Stored data:
*-*-*
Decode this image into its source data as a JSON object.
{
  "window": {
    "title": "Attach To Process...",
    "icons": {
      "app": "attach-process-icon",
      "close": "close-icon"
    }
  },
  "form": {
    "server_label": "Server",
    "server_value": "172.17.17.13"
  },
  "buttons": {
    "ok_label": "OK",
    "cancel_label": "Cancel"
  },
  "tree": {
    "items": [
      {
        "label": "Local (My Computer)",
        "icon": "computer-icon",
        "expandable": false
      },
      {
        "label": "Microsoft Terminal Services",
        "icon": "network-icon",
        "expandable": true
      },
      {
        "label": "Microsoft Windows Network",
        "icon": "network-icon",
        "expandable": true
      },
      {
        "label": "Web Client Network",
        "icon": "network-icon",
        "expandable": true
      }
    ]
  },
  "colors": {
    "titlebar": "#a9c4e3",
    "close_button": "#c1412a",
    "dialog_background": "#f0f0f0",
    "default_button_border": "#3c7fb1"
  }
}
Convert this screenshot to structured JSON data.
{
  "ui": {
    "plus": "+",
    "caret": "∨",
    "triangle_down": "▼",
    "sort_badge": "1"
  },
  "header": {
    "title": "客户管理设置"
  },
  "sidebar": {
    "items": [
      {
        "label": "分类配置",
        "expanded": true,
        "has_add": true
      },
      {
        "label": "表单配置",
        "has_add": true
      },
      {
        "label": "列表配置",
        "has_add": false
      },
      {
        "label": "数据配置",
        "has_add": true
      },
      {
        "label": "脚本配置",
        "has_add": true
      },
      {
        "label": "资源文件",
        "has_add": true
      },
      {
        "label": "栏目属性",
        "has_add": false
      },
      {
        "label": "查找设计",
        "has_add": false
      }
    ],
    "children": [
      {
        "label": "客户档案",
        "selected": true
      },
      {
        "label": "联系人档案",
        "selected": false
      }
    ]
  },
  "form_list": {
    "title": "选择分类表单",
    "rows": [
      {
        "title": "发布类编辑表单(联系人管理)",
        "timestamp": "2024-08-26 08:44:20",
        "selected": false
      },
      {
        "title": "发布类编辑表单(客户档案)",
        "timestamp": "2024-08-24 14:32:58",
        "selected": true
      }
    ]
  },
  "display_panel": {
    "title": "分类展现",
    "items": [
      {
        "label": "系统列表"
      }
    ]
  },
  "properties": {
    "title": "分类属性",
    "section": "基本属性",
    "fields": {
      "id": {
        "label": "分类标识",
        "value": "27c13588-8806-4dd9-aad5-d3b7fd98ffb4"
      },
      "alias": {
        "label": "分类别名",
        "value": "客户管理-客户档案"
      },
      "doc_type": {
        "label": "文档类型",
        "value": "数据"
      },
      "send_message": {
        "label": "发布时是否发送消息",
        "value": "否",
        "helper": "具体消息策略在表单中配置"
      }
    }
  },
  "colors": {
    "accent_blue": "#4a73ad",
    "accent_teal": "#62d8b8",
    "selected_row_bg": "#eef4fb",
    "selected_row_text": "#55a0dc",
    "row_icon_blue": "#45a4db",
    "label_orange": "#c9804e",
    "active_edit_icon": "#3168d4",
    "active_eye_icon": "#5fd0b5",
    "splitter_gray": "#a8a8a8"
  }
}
*-*-*
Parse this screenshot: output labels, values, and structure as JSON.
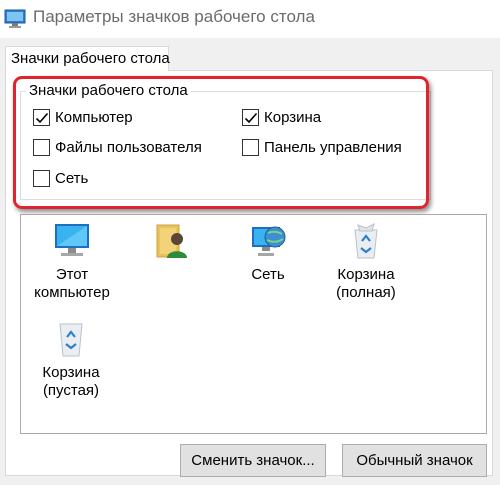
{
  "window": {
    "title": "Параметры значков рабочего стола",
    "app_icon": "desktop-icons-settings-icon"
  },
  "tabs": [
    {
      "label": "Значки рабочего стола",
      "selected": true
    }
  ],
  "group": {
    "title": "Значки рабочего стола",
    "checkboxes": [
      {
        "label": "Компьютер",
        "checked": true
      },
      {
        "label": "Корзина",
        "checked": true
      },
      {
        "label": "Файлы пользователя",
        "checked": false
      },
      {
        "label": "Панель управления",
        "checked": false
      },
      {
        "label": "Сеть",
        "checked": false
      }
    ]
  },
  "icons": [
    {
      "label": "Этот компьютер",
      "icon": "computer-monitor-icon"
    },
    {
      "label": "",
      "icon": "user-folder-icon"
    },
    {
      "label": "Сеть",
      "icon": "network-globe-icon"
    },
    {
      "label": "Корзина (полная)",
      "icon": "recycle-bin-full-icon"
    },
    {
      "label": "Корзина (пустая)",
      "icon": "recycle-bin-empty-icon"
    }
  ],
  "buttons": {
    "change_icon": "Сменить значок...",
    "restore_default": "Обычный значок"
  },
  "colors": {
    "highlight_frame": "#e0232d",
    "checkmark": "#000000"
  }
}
*-*-*
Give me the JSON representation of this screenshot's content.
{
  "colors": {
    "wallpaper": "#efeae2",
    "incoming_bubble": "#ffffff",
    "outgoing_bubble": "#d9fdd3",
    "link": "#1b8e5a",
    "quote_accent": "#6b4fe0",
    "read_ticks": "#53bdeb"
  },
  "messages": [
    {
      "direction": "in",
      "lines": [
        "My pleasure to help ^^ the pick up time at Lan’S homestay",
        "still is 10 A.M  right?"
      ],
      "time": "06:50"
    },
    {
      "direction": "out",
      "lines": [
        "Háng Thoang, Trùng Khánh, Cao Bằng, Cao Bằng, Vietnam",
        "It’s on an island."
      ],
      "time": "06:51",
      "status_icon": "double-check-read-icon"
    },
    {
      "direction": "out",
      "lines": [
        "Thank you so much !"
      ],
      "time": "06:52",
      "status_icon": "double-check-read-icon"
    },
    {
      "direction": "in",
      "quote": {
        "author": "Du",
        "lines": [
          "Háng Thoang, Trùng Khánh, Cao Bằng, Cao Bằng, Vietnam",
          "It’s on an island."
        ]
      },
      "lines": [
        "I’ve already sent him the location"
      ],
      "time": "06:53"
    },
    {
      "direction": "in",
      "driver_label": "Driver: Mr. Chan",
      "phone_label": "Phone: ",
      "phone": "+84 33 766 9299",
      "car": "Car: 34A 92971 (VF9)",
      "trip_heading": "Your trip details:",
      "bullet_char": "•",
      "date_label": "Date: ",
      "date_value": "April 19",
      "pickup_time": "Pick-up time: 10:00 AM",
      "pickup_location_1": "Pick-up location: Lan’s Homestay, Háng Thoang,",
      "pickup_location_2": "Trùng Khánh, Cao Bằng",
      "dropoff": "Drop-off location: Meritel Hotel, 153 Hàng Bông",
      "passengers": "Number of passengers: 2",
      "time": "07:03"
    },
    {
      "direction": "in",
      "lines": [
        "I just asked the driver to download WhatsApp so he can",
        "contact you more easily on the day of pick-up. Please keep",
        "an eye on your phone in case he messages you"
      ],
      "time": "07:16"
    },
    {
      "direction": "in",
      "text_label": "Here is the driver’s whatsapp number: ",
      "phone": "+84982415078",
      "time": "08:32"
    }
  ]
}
*-*-*
Work instructions
Copy in full each line that holds the word "стола".

Written answer
    "title": "Параметры значков рабочего стола",
      "label": "Значки рабочего стола",
    "title": "Значки рабочего стола",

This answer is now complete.